+++ PROVIDED ENTRIES +++

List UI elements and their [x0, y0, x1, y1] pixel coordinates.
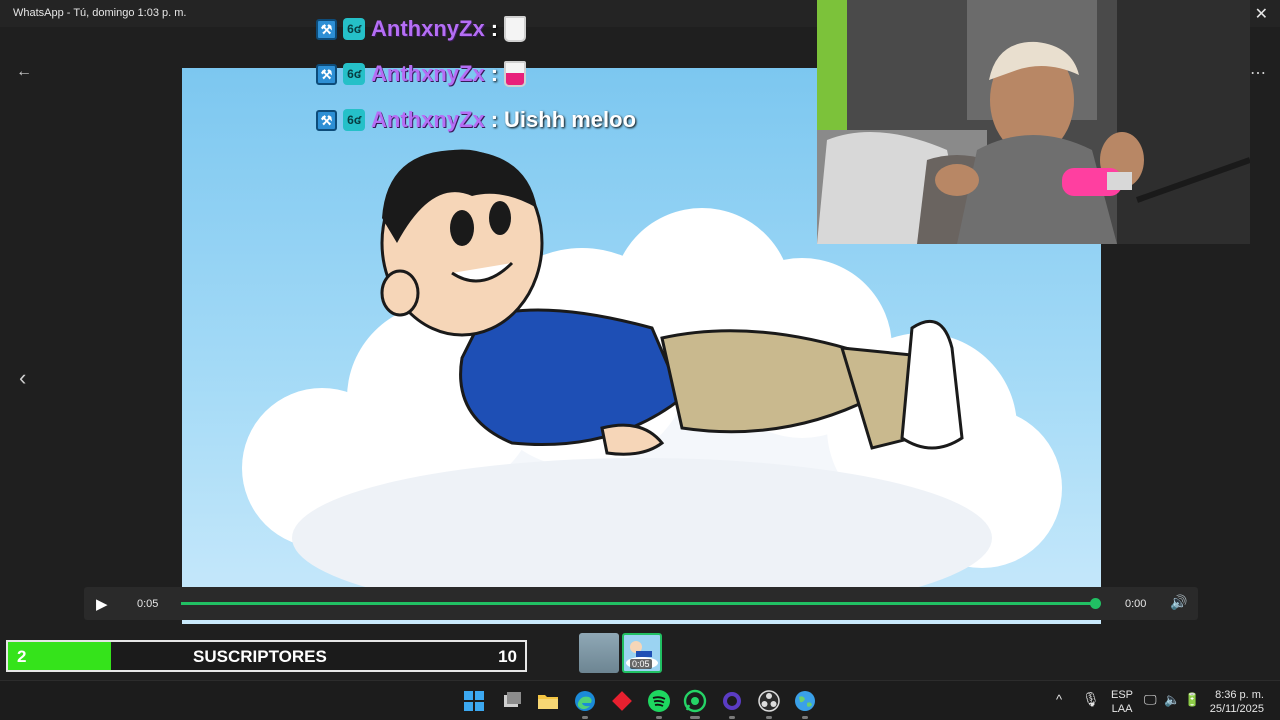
- window-title: WhatsApp - Tú, domingo 1:03 p. m.: [13, 7, 187, 19]
- earth-app-icon[interactable]: [793, 689, 817, 719]
- chat-message-text: Uishh meloo: [504, 107, 637, 132]
- subscriber-badge-icon: 6ʛ: [343, 109, 365, 131]
- more-options-icon[interactable]: ⋯: [1250, 63, 1266, 83]
- cortana-icon[interactable]: [720, 689, 744, 719]
- subscriber-badge-icon: 6ʛ: [343, 18, 365, 40]
- close-icon[interactable]: ✕: [1255, 4, 1268, 24]
- file-explorer-icon[interactable]: [536, 689, 560, 713]
- speaker-icon[interactable]: 🔈: [1164, 692, 1180, 720]
- progress-fill: [181, 602, 1095, 605]
- chat-separator: :: [490, 107, 499, 132]
- chat-message: ⚒ 6ʛ AnthxnyZx :: [316, 16, 527, 42]
- chat-username: AnthxnyZx: [371, 16, 485, 41]
- webcam-feed: [817, 0, 1250, 244]
- subscriber-badge-icon: 6ʛ: [343, 63, 365, 85]
- taskbar: ^ 🎙 ESP LAA 🖵 🔈 🔋 8:36 p. m. 25/11/2025: [0, 680, 1280, 720]
- edge-browser-icon[interactable]: [573, 689, 597, 719]
- task-view-icon[interactable]: [500, 689, 524, 713]
- display-icon[interactable]: 🖵: [1144, 692, 1157, 720]
- microphone-icon[interactable]: 🎙: [1082, 691, 1100, 720]
- subscriber-count: 2: [17, 647, 27, 666]
- thumbnail-duration: 0:05: [630, 659, 652, 669]
- windows-start-icon[interactable]: [462, 689, 486, 713]
- cup-white-emote-icon: [504, 16, 527, 42]
- chat-message: ⚒ 6ʛ AnthxnyZx :: [316, 61, 527, 87]
- chat-username: AnthxnyZx: [371, 61, 485, 86]
- keyboard-layout: LAA: [1111, 703, 1133, 715]
- moderator-badge-icon: ⚒: [316, 18, 337, 40]
- show-hidden-icons-icon[interactable]: ^: [1056, 692, 1062, 720]
- subscriber-label: SUSCRIPTORES: [193, 647, 327, 666]
- git-app-icon[interactable]: [610, 689, 634, 713]
- moderator-badge-icon: ⚒: [316, 109, 337, 131]
- progress-track[interactable]: [181, 598, 1101, 609]
- play-icon[interactable]: ▶: [96, 595, 108, 613]
- chat-message: ⚒ 6ʛ AnthxnyZx : Uishh meloo: [316, 107, 636, 133]
- system-clock[interactable]: 8:36 p. m. 25/11/2025: [1206, 688, 1264, 720]
- language-code: ESP: [1111, 689, 1134, 701]
- previous-media-icon[interactable]: ‹: [19, 365, 26, 391]
- progress-knob[interactable]: [1090, 598, 1101, 609]
- subscriber-goal: 10: [498, 647, 517, 666]
- chat-separator: :: [490, 61, 499, 86]
- media-thumbnail[interactable]: [579, 633, 619, 673]
- media-thumbnail-selected[interactable]: 0:05: [622, 633, 662, 673]
- moderator-badge-icon: ⚒: [316, 63, 337, 85]
- battery-icon[interactable]: 🔋: [1184, 692, 1200, 720]
- chat-separator: :: [490, 16, 499, 41]
- language-indicator[interactable]: ESP LAA: [1111, 688, 1133, 720]
- clock-time: 8:36 p. m.: [1215, 689, 1264, 701]
- chat-username: AnthxnyZx: [371, 107, 485, 132]
- volume-icon[interactable]: 🔊: [1170, 594, 1187, 611]
- current-time: 0:05: [137, 598, 159, 610]
- subscriber-goal-bar: 2 SUSCRIPTORES 10: [6, 640, 527, 672]
- clock-date: 25/11/2025: [1209, 703, 1264, 715]
- obs-icon[interactable]: [757, 689, 781, 719]
- whatsapp-icon[interactable]: [683, 689, 707, 719]
- spotify-icon[interactable]: [647, 689, 671, 719]
- cup-pink-emote-icon: [504, 61, 527, 87]
- end-time: 0:00: [1125, 598, 1147, 610]
- back-arrow-icon[interactable]: ←: [16, 63, 32, 81]
- webcam-scene: [817, 0, 1250, 244]
- media-controls: ▶ 0:05 0:00 🔊: [84, 587, 1198, 620]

+++

Arrange all of the lines above as a numbered list, omitting any blank lines and leaving the pictures out of the answer.

### SOLUTION TO THIS PROBLEM
1. List UI elements and their [x0, y0, x1, y1] pixel coordinates.
2. - window-title: WhatsApp - Tú, domingo 1:03 p. m.: [13, 7, 187, 19]
3. - earth-app-icon[interactable]: [793, 689, 817, 719]
4. - chat-message-text: Uishh meloo: [504, 107, 637, 132]
5. - subscriber-badge-icon: 6ʛ: [343, 109, 365, 131]
6. - more-options-icon[interactable]: ⋯: [1250, 63, 1266, 83]
7. - cortana-icon[interactable]: [720, 689, 744, 719]
8. - subscriber-badge-icon: 6ʛ: [343, 18, 365, 40]
9. - close-icon[interactable]: ✕: [1255, 4, 1268, 24]
10. - file-explorer-icon[interactable]: [536, 689, 560, 713]
11. - speaker-icon[interactable]: 🔈: [1164, 692, 1180, 720]
12. - progress-fill: [181, 602, 1095, 605]
13. - chat-separator: :: [490, 107, 499, 132]
14. - chat-message: ⚒ 6ʛ AnthxnyZx :: [316, 16, 527, 42]
15. - chat-username: AnthxnyZx: [371, 16, 485, 41]
16. - webcam-feed: [817, 0, 1250, 244]
17. - subscriber-badge-icon: 6ʛ: [343, 63, 365, 85]
18. - taskbar: ^ 🎙 ESP LAA 🖵 🔈 🔋 8:36 p. m. 25/11/2025: [0, 680, 1280, 720]
19. - edge-browser-icon[interactable]: [573, 689, 597, 719]
20. - task-view-icon[interactable]: [500, 689, 524, 713]
21. - display-icon[interactable]: 🖵: [1144, 692, 1157, 720]
22. - microphone-icon[interactable]: 🎙: [1082, 691, 1100, 720]
23. - subscriber-count: 2: [17, 647, 27, 666]
24. - thumbnail-duration: 0:05: [630, 659, 652, 669]
25. - windows-start-icon[interactable]: [462, 689, 486, 713]
26. - cup-white-emote-icon: [504, 16, 527, 42]
27. - chat-message: ⚒ 6ʛ AnthxnyZx :: [316, 61, 527, 87]
28. - chat-username: AnthxnyZx: [371, 61, 485, 86]
29. - keyboard-layout: LAA: [1111, 703, 1133, 715]
30. - moderator-badge-icon: ⚒: [316, 18, 337, 40]
31. - show-hidden-icons-icon[interactable]: ^: [1056, 692, 1062, 720]
32. - subscriber-label: SUSCRIPTORES: [193, 647, 327, 666]
33. - git-app-icon[interactable]: [610, 689, 634, 713]
34. - moderator-badge-icon: ⚒: [316, 109, 337, 131]
35. - progress-track[interactable]: [181, 598, 1101, 609]
36. - play-icon[interactable]: ▶: [96, 595, 108, 613]
37. - chat-message: ⚒ 6ʛ AnthxnyZx : Uishh meloo: [316, 107, 636, 133]
38. - system-clock[interactable]: 8:36 p. m. 25/11/2025: [1206, 688, 1264, 720]
39. - language-code: ESP: [1111, 689, 1134, 701]
40. - previous-media-icon[interactable]: ‹: [19, 365, 26, 391]
41. - progress-knob[interactable]: [1090, 598, 1101, 609]
42. - subscriber-goal: 10: [498, 647, 517, 666]
43. - chat-separator: :: [490, 61, 499, 86]
44. - media-thumbnail[interactable]: [579, 633, 619, 673]
45. - media-thumbnail-selected[interactable]: 0:05: [622, 633, 662, 673]
46. - moderator-badge-icon: ⚒: [316, 63, 337, 85]
47. - battery-icon[interactable]: 🔋: [1184, 692, 1200, 720]
48. - chat-separator: :: [490, 16, 499, 41]
49. - language-indicator[interactable]: ESP LAA: [1111, 688, 1133, 720]
50. - clock-time: 8:36 p. m.: [1215, 689, 1264, 701]
51. - chat-username: AnthxnyZx: [371, 107, 485, 132]
52. - volume-icon[interactable]: 🔊: [1170, 594, 1187, 611]
53. - current-time: 0:05: [137, 598, 159, 610]
54. - subscriber-goal-bar: 2 SUSCRIPTORES 10: [6, 640, 527, 672]
55. - clock-date: 25/11/2025: [1209, 703, 1264, 715]
56. - obs-icon[interactable]: [757, 689, 781, 719]
57. - whatsapp-icon[interactable]: [683, 689, 707, 719]
58. - spotify-icon[interactable]: [647, 689, 671, 719]
59. - cup-pink-emote-icon: [504, 61, 527, 87]
60. - end-time: 0:00: [1125, 598, 1147, 610]
61. - back-arrow-icon[interactable]: ←: [16, 63, 32, 81]
62. - webcam-scene: [817, 0, 1250, 244]
63. - media-controls: ▶ 0:05 0:00 🔊: [84, 587, 1198, 620]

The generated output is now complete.